• _INSTRUCTIONS TO FOLLOW_: List all lines of the data that include the string "structured".

• _INPUT RECORDS_:
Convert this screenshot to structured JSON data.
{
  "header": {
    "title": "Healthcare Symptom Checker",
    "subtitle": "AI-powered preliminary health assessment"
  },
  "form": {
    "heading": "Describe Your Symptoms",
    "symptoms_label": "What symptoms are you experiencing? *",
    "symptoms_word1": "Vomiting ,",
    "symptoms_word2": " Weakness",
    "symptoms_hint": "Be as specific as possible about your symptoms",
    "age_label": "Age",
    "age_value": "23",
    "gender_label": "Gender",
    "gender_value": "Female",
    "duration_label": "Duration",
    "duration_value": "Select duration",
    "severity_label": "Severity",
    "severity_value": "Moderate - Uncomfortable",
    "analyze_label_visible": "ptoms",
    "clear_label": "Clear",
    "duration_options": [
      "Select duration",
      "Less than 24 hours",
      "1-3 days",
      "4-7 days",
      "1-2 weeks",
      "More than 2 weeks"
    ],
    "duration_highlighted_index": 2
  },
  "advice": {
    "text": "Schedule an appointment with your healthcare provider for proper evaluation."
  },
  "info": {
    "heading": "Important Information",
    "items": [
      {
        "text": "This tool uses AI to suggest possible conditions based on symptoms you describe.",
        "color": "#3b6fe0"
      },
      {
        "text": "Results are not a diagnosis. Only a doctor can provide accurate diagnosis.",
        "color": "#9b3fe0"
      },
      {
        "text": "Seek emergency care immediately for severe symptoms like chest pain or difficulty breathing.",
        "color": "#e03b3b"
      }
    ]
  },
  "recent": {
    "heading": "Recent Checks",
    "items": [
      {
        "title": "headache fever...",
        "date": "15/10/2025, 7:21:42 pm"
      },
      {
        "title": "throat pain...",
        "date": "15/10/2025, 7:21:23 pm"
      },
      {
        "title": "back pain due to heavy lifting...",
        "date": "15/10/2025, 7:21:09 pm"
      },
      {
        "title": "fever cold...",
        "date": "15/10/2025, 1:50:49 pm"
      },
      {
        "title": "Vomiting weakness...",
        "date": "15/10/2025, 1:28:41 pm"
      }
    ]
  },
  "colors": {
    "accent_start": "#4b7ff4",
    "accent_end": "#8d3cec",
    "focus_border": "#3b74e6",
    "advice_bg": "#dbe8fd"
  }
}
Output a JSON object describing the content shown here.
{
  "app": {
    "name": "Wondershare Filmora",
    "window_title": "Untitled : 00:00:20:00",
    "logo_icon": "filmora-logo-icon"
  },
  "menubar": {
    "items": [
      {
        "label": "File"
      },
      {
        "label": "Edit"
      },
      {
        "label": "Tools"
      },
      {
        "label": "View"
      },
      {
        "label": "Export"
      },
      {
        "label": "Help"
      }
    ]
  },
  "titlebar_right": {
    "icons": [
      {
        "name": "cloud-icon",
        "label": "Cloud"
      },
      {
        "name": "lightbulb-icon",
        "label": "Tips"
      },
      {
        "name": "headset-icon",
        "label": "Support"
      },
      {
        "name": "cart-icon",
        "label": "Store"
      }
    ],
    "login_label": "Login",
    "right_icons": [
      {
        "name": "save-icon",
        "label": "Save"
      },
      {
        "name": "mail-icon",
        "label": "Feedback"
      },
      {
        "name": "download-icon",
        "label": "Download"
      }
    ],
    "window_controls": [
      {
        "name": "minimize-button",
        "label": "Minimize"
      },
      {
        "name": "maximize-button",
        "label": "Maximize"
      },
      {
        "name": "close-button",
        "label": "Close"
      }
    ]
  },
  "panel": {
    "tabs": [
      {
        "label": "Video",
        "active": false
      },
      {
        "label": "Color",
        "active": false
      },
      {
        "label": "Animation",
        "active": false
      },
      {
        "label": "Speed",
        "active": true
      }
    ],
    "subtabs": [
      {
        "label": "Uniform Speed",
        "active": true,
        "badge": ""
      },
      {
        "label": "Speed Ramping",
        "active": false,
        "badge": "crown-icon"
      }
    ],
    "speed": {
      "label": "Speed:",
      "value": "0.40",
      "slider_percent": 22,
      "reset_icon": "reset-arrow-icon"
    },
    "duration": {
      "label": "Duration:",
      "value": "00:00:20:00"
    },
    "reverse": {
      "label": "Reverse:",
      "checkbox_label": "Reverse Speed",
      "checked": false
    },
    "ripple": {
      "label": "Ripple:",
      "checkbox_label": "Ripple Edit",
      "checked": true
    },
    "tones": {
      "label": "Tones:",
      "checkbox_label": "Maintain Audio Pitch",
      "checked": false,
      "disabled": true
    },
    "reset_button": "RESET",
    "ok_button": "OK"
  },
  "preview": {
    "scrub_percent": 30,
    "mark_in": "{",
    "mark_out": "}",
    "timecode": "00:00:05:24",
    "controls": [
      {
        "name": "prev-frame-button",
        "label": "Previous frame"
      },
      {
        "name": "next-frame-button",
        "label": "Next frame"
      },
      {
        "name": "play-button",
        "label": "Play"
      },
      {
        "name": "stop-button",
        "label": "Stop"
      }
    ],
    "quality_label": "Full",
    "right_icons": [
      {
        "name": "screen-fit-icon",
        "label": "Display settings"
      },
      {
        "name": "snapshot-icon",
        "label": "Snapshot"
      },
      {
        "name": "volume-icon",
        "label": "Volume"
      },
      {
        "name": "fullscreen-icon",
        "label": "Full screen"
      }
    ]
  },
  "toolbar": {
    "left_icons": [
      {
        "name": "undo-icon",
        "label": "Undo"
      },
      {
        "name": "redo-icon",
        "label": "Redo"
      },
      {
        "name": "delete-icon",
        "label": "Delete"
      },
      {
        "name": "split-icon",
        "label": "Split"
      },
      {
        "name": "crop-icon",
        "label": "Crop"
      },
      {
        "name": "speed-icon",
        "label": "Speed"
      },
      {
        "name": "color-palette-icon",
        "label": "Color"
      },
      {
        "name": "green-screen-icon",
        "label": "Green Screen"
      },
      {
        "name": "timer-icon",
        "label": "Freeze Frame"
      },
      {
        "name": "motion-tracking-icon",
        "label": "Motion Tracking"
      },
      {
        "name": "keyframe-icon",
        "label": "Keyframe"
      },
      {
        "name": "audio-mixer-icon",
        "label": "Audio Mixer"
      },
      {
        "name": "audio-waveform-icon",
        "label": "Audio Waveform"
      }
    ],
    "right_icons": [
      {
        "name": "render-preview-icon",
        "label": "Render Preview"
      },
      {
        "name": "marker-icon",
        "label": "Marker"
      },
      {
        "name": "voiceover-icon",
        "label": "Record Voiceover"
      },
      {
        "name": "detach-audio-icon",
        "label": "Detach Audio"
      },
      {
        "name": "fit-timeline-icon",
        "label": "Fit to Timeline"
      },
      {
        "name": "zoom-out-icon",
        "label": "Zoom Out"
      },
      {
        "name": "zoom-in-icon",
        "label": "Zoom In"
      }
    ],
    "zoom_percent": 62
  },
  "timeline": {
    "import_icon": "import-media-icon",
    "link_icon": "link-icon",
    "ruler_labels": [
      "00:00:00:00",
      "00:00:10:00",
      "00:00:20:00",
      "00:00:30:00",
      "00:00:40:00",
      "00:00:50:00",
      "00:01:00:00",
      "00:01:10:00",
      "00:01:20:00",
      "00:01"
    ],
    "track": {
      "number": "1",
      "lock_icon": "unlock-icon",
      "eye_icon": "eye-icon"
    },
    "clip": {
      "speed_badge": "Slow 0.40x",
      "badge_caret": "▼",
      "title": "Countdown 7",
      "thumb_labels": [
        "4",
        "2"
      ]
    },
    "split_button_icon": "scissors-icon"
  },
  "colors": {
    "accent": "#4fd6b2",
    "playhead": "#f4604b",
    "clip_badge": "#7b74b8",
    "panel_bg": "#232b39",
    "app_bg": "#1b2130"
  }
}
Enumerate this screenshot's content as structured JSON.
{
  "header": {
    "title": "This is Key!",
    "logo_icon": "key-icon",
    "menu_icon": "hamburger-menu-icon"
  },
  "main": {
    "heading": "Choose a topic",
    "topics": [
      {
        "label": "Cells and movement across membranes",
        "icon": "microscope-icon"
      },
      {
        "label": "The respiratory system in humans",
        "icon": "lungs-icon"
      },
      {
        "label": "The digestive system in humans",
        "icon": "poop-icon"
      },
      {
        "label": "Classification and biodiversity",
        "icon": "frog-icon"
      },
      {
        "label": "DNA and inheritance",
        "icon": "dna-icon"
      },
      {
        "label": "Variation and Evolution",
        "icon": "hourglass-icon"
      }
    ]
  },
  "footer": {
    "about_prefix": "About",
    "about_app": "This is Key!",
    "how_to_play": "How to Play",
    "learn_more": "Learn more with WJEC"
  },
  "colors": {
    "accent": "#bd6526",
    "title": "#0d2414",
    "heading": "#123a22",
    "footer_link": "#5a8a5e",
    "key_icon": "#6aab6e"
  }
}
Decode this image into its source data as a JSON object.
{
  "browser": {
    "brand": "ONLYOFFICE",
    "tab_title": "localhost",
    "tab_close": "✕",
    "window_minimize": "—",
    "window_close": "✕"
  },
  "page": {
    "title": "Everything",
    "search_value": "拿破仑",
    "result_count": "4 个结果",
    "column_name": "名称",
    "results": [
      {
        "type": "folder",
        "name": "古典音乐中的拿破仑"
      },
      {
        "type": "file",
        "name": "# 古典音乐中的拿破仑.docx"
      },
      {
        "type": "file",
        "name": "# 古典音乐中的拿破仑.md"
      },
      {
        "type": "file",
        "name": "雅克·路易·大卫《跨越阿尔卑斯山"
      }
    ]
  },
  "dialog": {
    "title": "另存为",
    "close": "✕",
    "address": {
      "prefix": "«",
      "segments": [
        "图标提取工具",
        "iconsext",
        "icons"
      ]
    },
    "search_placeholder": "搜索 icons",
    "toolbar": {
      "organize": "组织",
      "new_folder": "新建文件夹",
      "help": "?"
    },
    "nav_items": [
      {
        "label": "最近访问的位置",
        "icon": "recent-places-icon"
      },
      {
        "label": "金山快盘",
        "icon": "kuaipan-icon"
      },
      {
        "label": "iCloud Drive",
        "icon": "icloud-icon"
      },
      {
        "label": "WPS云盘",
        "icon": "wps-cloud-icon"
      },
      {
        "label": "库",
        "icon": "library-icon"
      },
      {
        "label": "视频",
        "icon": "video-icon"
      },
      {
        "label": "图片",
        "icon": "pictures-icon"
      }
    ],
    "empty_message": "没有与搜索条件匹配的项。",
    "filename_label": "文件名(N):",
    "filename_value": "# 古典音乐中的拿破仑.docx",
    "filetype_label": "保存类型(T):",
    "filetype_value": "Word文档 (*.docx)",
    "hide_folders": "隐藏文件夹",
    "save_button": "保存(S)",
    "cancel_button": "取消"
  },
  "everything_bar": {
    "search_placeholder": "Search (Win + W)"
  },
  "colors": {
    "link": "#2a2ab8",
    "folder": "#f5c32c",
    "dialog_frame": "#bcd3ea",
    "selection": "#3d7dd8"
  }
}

• _COMPLETED TASK_:
Convert this screenshot to structured JSON data.
Enumerate this screenshot's content as structured JSON.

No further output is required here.